→ **INSTRUCTION**
Check every line in the records below for the word "вариации" and report how many have it, nothing more.

→ **RECORDS FOR THIS TASK**

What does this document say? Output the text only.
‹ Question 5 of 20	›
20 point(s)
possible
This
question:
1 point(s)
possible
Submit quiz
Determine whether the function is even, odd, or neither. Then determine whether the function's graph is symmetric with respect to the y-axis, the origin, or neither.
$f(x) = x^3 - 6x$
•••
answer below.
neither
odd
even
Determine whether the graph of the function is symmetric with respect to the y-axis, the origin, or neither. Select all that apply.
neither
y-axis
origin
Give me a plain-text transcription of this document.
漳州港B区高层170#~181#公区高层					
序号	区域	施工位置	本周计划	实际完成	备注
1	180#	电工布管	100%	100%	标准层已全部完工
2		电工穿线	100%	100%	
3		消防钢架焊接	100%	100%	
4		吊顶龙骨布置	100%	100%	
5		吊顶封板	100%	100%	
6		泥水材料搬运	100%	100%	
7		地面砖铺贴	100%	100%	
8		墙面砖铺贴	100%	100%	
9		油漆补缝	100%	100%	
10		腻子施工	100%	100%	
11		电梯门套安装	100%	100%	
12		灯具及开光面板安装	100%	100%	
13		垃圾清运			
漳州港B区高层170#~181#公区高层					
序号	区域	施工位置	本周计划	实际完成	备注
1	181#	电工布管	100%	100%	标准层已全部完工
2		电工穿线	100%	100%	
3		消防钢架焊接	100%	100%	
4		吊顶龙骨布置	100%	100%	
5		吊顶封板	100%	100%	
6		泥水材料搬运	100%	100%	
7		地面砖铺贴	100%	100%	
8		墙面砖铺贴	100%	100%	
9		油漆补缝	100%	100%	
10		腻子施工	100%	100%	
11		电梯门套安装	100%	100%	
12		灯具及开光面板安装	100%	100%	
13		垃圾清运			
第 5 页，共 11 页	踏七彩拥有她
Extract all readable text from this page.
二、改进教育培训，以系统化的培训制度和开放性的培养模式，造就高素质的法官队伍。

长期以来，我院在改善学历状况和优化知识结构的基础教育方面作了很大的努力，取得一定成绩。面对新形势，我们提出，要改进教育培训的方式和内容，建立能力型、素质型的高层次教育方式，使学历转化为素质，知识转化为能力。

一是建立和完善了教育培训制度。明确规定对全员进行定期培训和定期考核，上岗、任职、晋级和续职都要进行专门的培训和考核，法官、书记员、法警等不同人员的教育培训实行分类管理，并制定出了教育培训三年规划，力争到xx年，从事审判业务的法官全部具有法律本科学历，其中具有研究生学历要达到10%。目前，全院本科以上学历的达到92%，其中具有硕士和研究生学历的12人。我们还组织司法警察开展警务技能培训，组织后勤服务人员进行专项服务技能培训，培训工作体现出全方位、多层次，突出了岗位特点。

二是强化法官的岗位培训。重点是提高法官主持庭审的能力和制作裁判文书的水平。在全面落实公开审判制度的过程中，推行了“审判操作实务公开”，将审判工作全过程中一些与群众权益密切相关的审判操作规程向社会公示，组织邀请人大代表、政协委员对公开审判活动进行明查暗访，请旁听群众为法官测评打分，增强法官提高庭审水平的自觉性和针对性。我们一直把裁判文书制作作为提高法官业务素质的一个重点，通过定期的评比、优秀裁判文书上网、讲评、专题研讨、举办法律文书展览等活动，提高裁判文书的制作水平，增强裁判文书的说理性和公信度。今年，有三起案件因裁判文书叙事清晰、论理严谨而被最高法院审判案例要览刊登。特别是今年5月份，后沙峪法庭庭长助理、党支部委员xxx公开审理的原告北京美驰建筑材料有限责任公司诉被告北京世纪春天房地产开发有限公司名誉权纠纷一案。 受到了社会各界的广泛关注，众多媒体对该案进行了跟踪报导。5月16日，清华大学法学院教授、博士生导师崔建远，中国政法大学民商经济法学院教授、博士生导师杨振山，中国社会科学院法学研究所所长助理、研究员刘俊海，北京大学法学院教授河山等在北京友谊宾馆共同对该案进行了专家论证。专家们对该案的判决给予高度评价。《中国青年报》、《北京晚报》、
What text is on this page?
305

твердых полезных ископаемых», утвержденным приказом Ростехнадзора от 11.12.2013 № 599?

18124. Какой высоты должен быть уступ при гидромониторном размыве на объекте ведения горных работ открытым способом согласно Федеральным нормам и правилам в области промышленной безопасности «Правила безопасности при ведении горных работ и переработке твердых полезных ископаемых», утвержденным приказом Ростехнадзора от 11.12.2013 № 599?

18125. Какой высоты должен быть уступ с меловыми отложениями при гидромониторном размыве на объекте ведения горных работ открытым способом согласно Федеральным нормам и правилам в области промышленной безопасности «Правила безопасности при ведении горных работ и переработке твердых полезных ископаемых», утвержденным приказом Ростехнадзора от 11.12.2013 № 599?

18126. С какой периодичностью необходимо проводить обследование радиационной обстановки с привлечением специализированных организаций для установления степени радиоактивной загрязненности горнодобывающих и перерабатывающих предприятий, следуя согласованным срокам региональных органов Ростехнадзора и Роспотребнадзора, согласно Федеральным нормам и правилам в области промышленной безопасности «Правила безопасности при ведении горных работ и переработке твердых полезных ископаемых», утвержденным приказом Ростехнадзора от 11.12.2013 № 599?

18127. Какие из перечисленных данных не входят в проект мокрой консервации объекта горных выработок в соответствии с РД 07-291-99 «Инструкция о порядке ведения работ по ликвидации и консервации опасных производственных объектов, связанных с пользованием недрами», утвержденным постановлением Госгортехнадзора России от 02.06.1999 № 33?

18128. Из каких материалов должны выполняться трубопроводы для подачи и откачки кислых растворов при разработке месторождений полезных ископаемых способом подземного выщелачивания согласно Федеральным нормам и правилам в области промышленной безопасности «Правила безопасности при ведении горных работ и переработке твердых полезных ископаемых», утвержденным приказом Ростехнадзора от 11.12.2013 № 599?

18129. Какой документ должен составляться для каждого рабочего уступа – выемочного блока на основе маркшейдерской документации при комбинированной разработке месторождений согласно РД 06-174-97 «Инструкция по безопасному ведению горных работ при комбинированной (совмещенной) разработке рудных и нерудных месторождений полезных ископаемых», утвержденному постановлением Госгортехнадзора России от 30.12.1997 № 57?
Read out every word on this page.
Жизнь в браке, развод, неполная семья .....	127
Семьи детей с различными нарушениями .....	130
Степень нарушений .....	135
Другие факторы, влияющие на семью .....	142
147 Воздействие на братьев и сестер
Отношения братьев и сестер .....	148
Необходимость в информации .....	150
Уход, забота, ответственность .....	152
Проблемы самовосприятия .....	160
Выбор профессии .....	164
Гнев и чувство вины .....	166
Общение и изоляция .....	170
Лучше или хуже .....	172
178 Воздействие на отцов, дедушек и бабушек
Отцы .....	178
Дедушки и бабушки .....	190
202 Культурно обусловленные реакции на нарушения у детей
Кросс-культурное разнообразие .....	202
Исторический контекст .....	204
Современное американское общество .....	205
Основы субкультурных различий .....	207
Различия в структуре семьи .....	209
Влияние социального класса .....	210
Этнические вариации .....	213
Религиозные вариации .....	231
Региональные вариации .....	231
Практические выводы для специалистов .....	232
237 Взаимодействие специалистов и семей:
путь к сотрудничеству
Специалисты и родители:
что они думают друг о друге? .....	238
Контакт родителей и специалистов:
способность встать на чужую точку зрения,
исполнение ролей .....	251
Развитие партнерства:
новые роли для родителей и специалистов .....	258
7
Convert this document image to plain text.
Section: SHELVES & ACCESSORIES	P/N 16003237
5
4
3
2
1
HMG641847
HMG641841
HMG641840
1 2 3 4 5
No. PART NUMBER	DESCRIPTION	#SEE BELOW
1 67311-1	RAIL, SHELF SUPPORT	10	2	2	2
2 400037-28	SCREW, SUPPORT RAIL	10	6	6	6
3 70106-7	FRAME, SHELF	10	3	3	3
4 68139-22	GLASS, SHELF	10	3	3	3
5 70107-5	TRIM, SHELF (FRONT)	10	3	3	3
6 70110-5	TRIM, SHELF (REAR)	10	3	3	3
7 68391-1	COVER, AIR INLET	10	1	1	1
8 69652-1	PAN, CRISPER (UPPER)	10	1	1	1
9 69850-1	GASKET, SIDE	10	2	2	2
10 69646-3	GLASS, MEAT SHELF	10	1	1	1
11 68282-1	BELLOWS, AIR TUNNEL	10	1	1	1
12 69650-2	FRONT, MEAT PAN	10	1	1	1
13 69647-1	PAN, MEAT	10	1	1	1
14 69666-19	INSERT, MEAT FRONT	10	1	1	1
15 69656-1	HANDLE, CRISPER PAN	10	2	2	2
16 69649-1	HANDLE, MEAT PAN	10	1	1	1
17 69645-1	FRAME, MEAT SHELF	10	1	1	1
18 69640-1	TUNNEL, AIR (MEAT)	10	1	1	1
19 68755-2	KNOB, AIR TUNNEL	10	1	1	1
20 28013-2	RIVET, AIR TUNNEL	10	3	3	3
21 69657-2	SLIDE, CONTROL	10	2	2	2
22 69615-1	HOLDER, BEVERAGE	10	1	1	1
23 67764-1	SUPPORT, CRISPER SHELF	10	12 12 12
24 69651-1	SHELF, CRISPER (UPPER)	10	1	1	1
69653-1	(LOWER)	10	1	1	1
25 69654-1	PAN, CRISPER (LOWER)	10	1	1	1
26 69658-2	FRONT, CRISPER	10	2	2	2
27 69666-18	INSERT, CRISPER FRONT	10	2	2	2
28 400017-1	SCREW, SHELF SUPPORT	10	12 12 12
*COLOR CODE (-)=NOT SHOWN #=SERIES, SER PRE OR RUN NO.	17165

→ **OUTPUT OF THE TASK**
3